▶ [WHAT IS ASKED]:
Repeat all of the records verbatim.

─── DATA

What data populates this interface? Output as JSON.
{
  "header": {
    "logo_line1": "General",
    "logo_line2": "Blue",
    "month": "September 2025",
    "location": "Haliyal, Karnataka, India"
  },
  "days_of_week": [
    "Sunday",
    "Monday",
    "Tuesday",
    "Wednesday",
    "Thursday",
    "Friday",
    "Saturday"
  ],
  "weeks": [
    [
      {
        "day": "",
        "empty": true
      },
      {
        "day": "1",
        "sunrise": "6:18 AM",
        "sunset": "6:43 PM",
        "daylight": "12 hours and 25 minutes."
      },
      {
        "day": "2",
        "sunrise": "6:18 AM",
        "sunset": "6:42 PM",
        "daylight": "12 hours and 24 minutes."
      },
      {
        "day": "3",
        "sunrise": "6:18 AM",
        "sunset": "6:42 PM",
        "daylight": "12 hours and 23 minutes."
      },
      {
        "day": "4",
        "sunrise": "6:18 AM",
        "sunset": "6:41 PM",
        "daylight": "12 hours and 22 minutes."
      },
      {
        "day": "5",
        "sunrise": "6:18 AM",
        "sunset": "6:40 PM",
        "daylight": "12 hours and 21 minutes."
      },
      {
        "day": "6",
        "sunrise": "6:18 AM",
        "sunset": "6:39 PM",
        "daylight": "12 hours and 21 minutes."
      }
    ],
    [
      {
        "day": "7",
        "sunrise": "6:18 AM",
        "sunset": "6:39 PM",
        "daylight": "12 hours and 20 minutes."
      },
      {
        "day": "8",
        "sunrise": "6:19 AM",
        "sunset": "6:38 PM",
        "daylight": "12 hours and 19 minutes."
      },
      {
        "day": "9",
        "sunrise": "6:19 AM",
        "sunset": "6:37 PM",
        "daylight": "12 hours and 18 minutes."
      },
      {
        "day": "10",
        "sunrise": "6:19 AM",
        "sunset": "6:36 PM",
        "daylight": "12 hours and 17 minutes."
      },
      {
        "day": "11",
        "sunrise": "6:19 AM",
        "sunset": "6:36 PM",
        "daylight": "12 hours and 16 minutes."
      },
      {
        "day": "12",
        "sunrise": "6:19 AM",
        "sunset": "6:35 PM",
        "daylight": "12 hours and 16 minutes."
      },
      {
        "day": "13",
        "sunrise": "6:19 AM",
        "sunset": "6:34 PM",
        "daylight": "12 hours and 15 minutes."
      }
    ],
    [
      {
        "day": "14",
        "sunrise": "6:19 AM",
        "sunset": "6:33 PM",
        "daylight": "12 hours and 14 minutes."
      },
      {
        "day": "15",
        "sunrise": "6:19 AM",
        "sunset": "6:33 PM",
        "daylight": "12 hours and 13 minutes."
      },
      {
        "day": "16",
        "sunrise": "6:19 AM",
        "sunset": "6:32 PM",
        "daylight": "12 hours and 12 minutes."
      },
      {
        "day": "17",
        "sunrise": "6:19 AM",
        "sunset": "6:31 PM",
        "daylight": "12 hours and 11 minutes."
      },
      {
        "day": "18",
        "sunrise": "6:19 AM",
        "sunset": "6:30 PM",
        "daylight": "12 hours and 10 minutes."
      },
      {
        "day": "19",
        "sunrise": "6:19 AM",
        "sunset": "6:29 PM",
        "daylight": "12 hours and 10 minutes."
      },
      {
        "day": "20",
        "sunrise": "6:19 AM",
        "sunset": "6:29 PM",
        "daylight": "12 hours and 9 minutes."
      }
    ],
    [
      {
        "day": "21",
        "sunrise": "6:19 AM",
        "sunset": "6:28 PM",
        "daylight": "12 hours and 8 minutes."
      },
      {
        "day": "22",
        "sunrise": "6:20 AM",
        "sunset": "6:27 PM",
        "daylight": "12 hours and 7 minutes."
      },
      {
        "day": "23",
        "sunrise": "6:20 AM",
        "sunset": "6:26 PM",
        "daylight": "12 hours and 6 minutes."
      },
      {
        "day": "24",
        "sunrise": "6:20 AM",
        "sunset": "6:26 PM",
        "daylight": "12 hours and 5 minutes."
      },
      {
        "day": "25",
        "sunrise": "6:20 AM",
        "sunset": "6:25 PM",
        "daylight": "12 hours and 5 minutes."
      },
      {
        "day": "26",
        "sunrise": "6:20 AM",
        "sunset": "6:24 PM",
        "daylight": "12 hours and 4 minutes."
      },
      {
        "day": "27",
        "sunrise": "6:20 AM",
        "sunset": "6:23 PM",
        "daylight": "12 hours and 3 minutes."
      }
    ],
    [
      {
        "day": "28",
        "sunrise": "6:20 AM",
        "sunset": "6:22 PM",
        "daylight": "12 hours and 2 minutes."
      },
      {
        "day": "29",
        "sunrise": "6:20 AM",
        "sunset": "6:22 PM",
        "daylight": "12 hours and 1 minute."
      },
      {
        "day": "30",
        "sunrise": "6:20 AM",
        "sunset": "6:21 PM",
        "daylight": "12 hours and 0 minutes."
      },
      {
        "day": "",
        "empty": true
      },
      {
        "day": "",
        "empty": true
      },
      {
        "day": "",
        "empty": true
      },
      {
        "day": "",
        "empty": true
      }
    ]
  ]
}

──────

▶ [CORRECT RESULT]:
What data populates this interface? Output as JSON.
{
  "header": {
    "logo_line1": "General",
    "logo_line2": "Blue",
    "month": "September 2025",
    "location": "Haliyal, Karnataka, India"
  },
  "days_of_week": [
    "Sunday",
    "Monday",
    "Tuesday",
    "Wednesday",
    "Thursday",
    "Friday",
    "Saturday"
  ],
  "weeks": [
    [
      {
        "day": "",
        "empty": true
      },
      {
        "day": "1",
        "sunrise": "6:18 AM",
        "sunset": "6:43 PM",
        "daylight": "12 hours and 25 minutes."
      },
      {
        "day": "2",
        "sunrise": "6:18 AM",
        "sunset": "6:42 PM",
        "daylight": "12 hours and 24 minutes."
      },
      {
        "day": "3",
        "sunrise": "6:18 AM",
        "sunset": "6:42 PM",
        "daylight": "12 hours and 23 minutes."
      },
      {
        "day": "4",
        "sunrise": "6:18 AM",
        "sunset": "6:41 PM",
        "daylight": "12 hours and 22 minutes."
      },
      {
        "day": "5",
        "sunrise": "6:18 AM",
        "sunset": "6:40 PM",
        "daylight": "12 hours and 21 minutes."
      },
      {
        "day": "6",
        "sunrise": "6:18 AM",
        "sunset": "6:39 PM",
        "daylight": "12 hours and 21 minutes."
      }
    ],
    [
      {
        "day": "7",
        "sunrise": "6:18 AM",
        "sunset": "6:39 PM",
        "daylight": "12 hours and 20 minutes."
      },
      {
        "day": "8",
        "sunrise": "6:19 AM",
        "sunset": "6:38 PM",
        "daylight": "12 hours and 19 minutes."
      },
      {
        "day": "9",
        "sunrise": "6:19 AM",
        "sunset": "6:37 PM",
        "daylight": "12 hours and 18 minutes."
      },
      {
        "day": "10",
        "sunrise": "6:19 AM",
        "sunset": "6:36 PM",
        "daylight": "12 hours and 17 minutes."
      },
      {
        "day": "11",
        "sunrise": "6:19 AM",
        "sunset": "6:36 PM",
        "daylight": "12 hours and 16 minutes."
      },
      {
        "day": "12",
        "sunrise": "6:19 AM",
        "sunset": "6:35 PM",
        "daylight": "12 hours and 16 minutes."
      },
      {
        "day": "13",
        "sunrise": "6:19 AM",
        "sunset": "6:34 PM",
        "daylight": "12 hours and 15 minutes."
      }
    ],
    [
      {
        "day": "14",
        "sunrise": "6:19 AM",
        "sunset": "6:33 PM",
        "daylight": "12 hours and 14 minutes."
      },
      {
        "day": "15",
        "sunrise": "6:19 AM",
        "sunset": "6:33 PM",
        "daylight": "12 hours and 13 minutes."
      },
      {
        "day": "16",
        "sunrise": "6:19 AM",
        "sunset": "6:32 PM",
        "daylight": "12 hours and 12 minutes."
      },
      {
        "day": "17",
        "sunrise": "6:19 AM",
        "sunset": "6:31 PM",
        "daylight": "12 hours and 11 minutes."
      },
      {
        "day": "18",
        "sunrise": "6:19 AM",
        "sunset": "6:30 PM",
        "daylight": "12 hours and 10 minutes."
      },
      {
        "day": "19",
        "sunrise": "6:19 AM",
        "sunset": "6:29 PM",
        "daylight": "12 hours and 10 minutes."
      },
      {
        "day": "20",
        "sunrise": "6:19 AM",
        "sunset": "6:29 PM",
        "daylight": "12 hours and 9 minutes."
      }
    ],
    [
      {
        "day": "21",
        "sunrise": "6:19 AM",
        "sunset": "6:28 PM",
        "daylight": "12 hours and 8 minutes."
      },
      {
        "day": "22",
        "sunrise": "6:20 AM",
        "sunset": "6:27 PM",
        "daylight": "12 hours and 7 minutes."
      },
      {
        "day": "23",
        "sunrise": "6:20 AM",
        "sunset": "6:26 PM",
        "daylight": "12 hours and 6 minutes."
      },
      {
        "day": "24",
        "sunrise": "6:20 AM",
        "sunset": "6:26 PM",
        "daylight": "12 hours and 5 minutes."
      },
      {
        "day": "25",
        "sunrise": "6:20 AM",
        "sunset": "6:25 PM",
        "daylight": "12 hours and 5 minutes."
      },
      {
        "day": "26",
        "sunrise": "6:20 AM",
        "sunset": "6:24 PM",
        "daylight": "12 hours and 4 minutes."
      },
      {
        "day": "27",
        "sunrise": "6:20 AM",
        "sunset": "6:23 PM",
        "daylight": "12 hours and 3 minutes."
      }
    ],
    [
      {
        "day": "28",
        "sunrise": "6:20 AM",
        "sunset": "6:22 PM",
        "daylight": "12 hours and 2 minutes."
      },
      {
        "day": "29",
        "sunrise": "6:20 AM",
        "sunset": "6:22 PM",
        "daylight": "12 hours and 1 minute."
      },
      {
        "day": "30",
        "sunrise": "6:20 AM",
        "sunset": "6:21 PM",
        "daylight": "12 hours and 0 minutes."
      },
      {
        "day": "",
        "empty": true
      },
      {
        "day": "",
        "empty": true
      },
      {
        "day": "",
        "empty": true
      },
      {
        "day": "",
        "empty": true
      }
    ]
  ]
}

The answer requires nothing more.